◆ **Requirement**
Using the records below, please work out how many lines contain "PAEI"; answer with the number alone.

** Start Provided records **

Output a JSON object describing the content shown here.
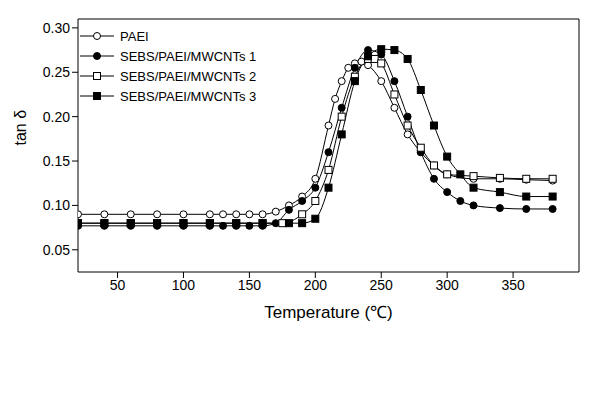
{
  "chart_data": {
    "type": "line",
    "xlabel": "Temperature (℃)",
    "ylabel": "tan δ",
    "xlim": [
      20,
      400
    ],
    "xticks": [
      50,
      100,
      150,
      200,
      250,
      300,
      350
    ],
    "ylim": [
      0.025,
      0.31
    ],
    "yticks": [
      0.05,
      {
        "value": 0.1,
        "label": "0.10"
      },
      0.15,
      {
        "value": 0.2,
        "label": "0.20"
      },
      0.25,
      {
        "value": 0.3,
        "label": "0.30"
      }
    ],
    "grid": false,
    "legend": "upper left",
    "series": [
      {
        "name": "PAEI",
        "color": "#000000",
        "marker": "open_circle",
        "line_style": "solid",
        "x": [
          20,
          40,
          60,
          80,
          100,
          120,
          130,
          140,
          150,
          160,
          170,
          180,
          190,
          200,
          210,
          215,
          220,
          225,
          230,
          235,
          240,
          250,
          260,
          270,
          280,
          290,
          300,
          320,
          340,
          360,
          380
        ],
        "values": [
          0.09,
          0.09,
          0.09,
          0.09,
          0.09,
          0.09,
          0.09,
          0.09,
          0.09,
          0.09,
          0.093,
          0.1,
          0.11,
          0.13,
          0.19,
          0.22,
          0.24,
          0.255,
          0.26,
          0.262,
          0.258,
          0.24,
          0.21,
          0.18,
          0.16,
          0.145,
          0.135,
          0.13,
          0.13,
          0.129,
          0.128
        ]
      },
      {
        "name": "SEBS/PAEI/MWCNTs 1",
        "color": "#000000",
        "marker": "filled_circle",
        "line_style": "solid",
        "x": [
          20,
          40,
          60,
          80,
          100,
          120,
          130,
          140,
          150,
          160,
          170,
          180,
          190,
          200,
          210,
          220,
          230,
          240,
          250,
          260,
          270,
          280,
          290,
          300,
          310,
          320,
          340,
          360,
          380
        ],
        "values": [
          0.077,
          0.077,
          0.077,
          0.077,
          0.077,
          0.077,
          0.077,
          0.077,
          0.077,
          0.077,
          0.08,
          0.095,
          0.105,
          0.12,
          0.16,
          0.21,
          0.255,
          0.275,
          0.27,
          0.24,
          0.2,
          0.16,
          0.13,
          0.115,
          0.105,
          0.1,
          0.097,
          0.096,
          0.096
        ]
      },
      {
        "name": "SEBS/PAEI/MWCNTs 2",
        "color": "#000000",
        "marker": "open_square",
        "line_style": "solid",
        "x": [
          20,
          40,
          60,
          80,
          100,
          120,
          140,
          160,
          175,
          190,
          200,
          210,
          220,
          230,
          240,
          245,
          250,
          260,
          270,
          280,
          290,
          300,
          320,
          340,
          360,
          380
        ],
        "values": [
          0.08,
          0.08,
          0.08,
          0.08,
          0.08,
          0.08,
          0.08,
          0.08,
          0.08,
          0.09,
          0.105,
          0.14,
          0.2,
          0.245,
          0.265,
          0.265,
          0.26,
          0.225,
          0.19,
          0.165,
          0.145,
          0.135,
          0.133,
          0.131,
          0.13,
          0.13
        ]
      },
      {
        "name": "SEBS/PAEI/MWCNTs 3",
        "color": "#000000",
        "marker": "filled_square",
        "line_style": "solid",
        "x": [
          20,
          40,
          60,
          80,
          100,
          120,
          140,
          160,
          180,
          190,
          200,
          210,
          220,
          230,
          240,
          250,
          260,
          270,
          280,
          290,
          300,
          310,
          320,
          340,
          360,
          380
        ],
        "values": [
          0.08,
          0.08,
          0.08,
          0.08,
          0.08,
          0.08,
          0.08,
          0.08,
          0.08,
          0.08,
          0.085,
          0.12,
          0.18,
          0.24,
          0.268,
          0.276,
          0.275,
          0.265,
          0.23,
          0.19,
          0.155,
          0.135,
          0.12,
          0.115,
          0.11,
          0.11
        ]
      }
    ]
  }
}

** End Provided records **

◆ **Output for this exercise**
4